Please transcribe the data that follows without the pictures, keeping every word the same.

[START Input data]

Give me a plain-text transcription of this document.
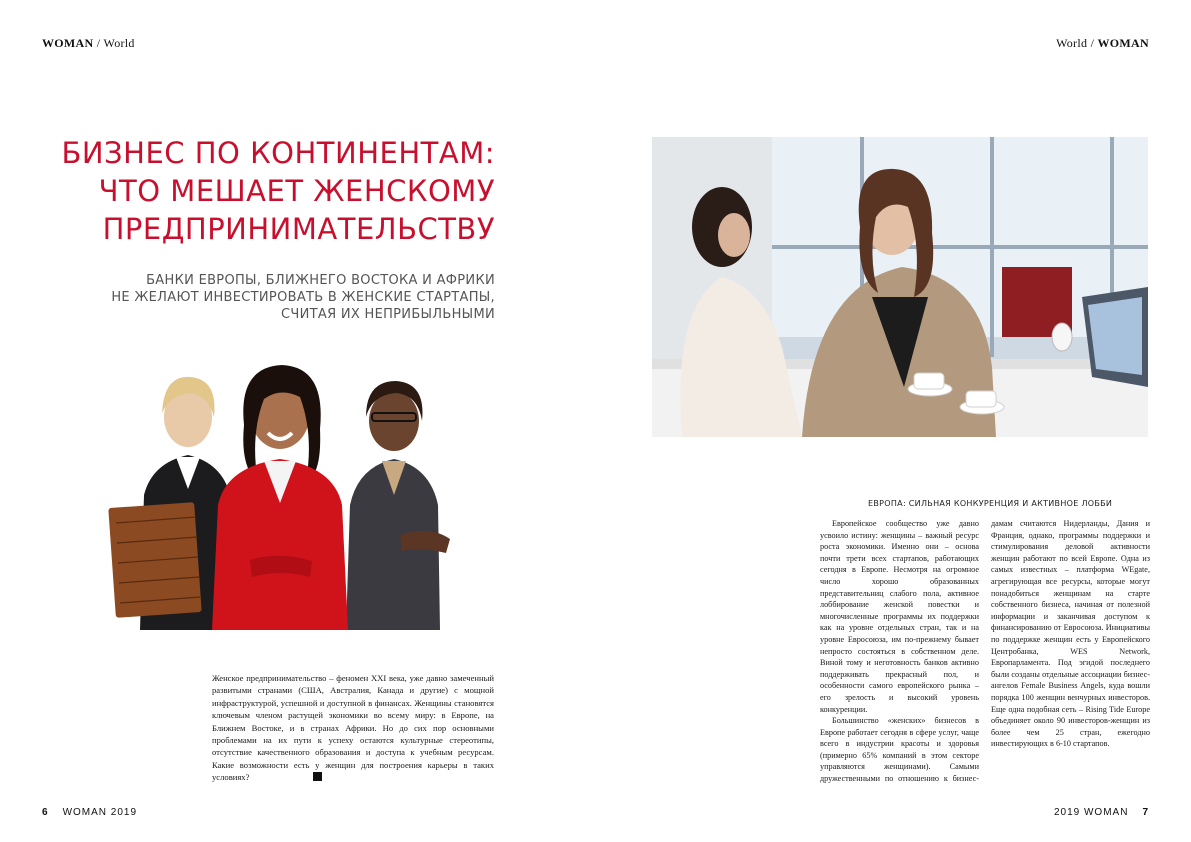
WOMAN / World
БИЗНЕС ПО КОНТИНЕНТАМ:
ЧТО МЕШАЕТ ЖЕНСКОМУ
ПРЕДПРИНИМАТЕЛЬСТВУ

БАНКИ ЕВРОПЫ, БЛИЖНЕГО ВОСТОКА И АФРИКИ
НЕ ЖЕЛАЮТ ИНВЕСТИРОВАТЬ В ЖЕНСКИЕ СТАРТАПЫ,
СЧИТАЯ ИХ НЕПРИБЫЛЬНЫМИ

Женское предпринимательство – феномен XXI века, уже давно замеченный развитыми странами (США, Австралия, Канада и другие) с мощной инфраструктурой, успешной и доступной в финансах. Женщины становятся ключевым членом растущей экономики во всему миру: в Европе, на Ближнем Востоке, и в странах Африки. Но до сих пор основными проблемами на их пути к успеху остаются культурные стереотипы, отсутствие качественного образования и доступа к учебным ресурсам. Какие возможности есть у женщин для построения карьеры в таких условиях?

6 WOMAN 2019
World / WOMAN

ЕВРОПА: СИЛЬНАЯ КОНКУРЕНЦИЯ И АКТИВНОЕ ЛОББИ

Европейское сообщество уже давно усвоило истину: женщины – важный ресурс роста экономики. Именно они – основа почти трети всех стартапов, работающих сегодня в Европе. Несмотря на огромное число хорошо образованных представительниц слабого пола, активное лоббирование женской повестки и многочисленные программы их поддержки как на уровне отдельных стран, так и на уровне Евросоюза, им по-прежнему бывает непросто состояться в собственном деле. Виной тому и неготовность банков активно поддерживать прекрасный пол, и особенности самого европейского рынка – его зрелость и высокий уровень конкуренции.

Большинство «женских» бизнесов в Европе работает сегодня в сфере услуг, чаще всего в индустрии красоты и здоровья (примерно 65% компаний в этом секторе управляются женщинами). Самыми дружественными по отношению к бизнес-дамам считаются Нидерланды, Дания и Франция, однако, программы поддержки и стимулирования деловой активности женщин работают по всей Европе. Одна из самых известных – платформа WEgate, агрегирующая все ресурсы, которые могут понадобиться женщинам на старте собственного бизнеса, начиная от полезной информации и заканчивая доступом к финансированию от Евросоюза. Инициативы по поддержке женщин есть у Европейского Центробанка, WES Network, Европарламента. Под эгидой последнего были созданы отдельные ассоциации бизнес-ангелов Female Business Angels, куда вошли порядка 100 женщин венчурных инвесторов. Еще одна подобная сеть – Rising Tide Europe объединяет около 90 инвесторов-женщин из более чем 25 стран, ежегодно инвестирующих в 6-10 стартапов.

2019 WOMAN 7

[END Input data]

The answer =>
Give me a plain-text transcription of this document.
WOMAN / World
БИЗНЕС ПО КОНТИНЕНТАМ:
ЧТО МЕШАЕТ ЖЕНСКОМУ
ПРЕДПРИНИМАТЕЛЬСТВУ

БАНКИ ЕВРОПЫ, БЛИЖНЕГО ВОСТОКА И АФРИКИ
НЕ ЖЕЛАЮТ ИНВЕСТИРОВАТЬ В ЖЕНСКИЕ СТАРТАПЫ,
СЧИТАЯ ИХ НЕПРИБЫЛЬНЫМИ

Женское предпринимательство – феномен XXI века, уже давно замеченный развитыми странами (США, Австралия, Канада и другие) с мощной инфраструктурой, успешной и доступной в финансах. Женщины становятся ключевым членом растущей экономики во всему миру: в Европе, на Ближнем Востоке, и в странах Африки. Но до сих пор основными проблемами на их пути к успеху остаются культурные стереотипы, отсутствие качественного образования и доступа к учебным ресурсам. Какие возможности есть у женщин для построения карьеры в таких условиях?

6 WOMAN 2019
World / WOMAN

ЕВРОПА: СИЛЬНАЯ КОНКУРЕНЦИЯ И АКТИВНОЕ ЛОББИ

Европейское сообщество уже давно усвоило истину: женщины – важный ресурс роста экономики. Именно они – основа почти трети всех стартапов, работающих сегодня в Европе. Несмотря на огромное число хорошо образованных представительниц слабого пола, активное лоббирование женской повестки и многочисленные программы их поддержки как на уровне отдельных стран, так и на уровне Евросоюза, им по-прежнему бывает непросто состояться в собственном деле. Виной тому и неготовность банков активно поддерживать прекрасный пол, и особенности самого европейского рынка – его зрелость и высокий уровень конкуренции.

Большинство «женских» бизнесов в Европе работает сегодня в сфере услуг, чаще всего в индустрии красоты и здоровья (примерно 65% компаний в этом секторе управляются женщинами). Самыми дружественными по отношению к бизнес-дамам считаются Нидерланды, Дания и Франция, однако, программы поддержки и стимулирования деловой активности женщин работают по всей Европе. Одна из самых известных – платформа WEgate, агрегирующая все ресурсы, которые могут понадобиться женщинам на старте собственного бизнеса, начиная от полезной информации и заканчивая доступом к финансированию от Евросоюза. Инициативы по поддержке женщин есть у Европейского Центробанка, WES Network, Европарламента. Под эгидой последнего были созданы отдельные ассоциации бизнес-ангелов Female Business Angels, куда вошли порядка 100 женщин венчурных инвесторов. Еще одна подобная сеть – Rising Tide Europe объединяет около 90 инвесторов-женщин из более чем 25 стран, ежегодно инвестирующих в 6-10 стартапов.

2019 WOMAN 7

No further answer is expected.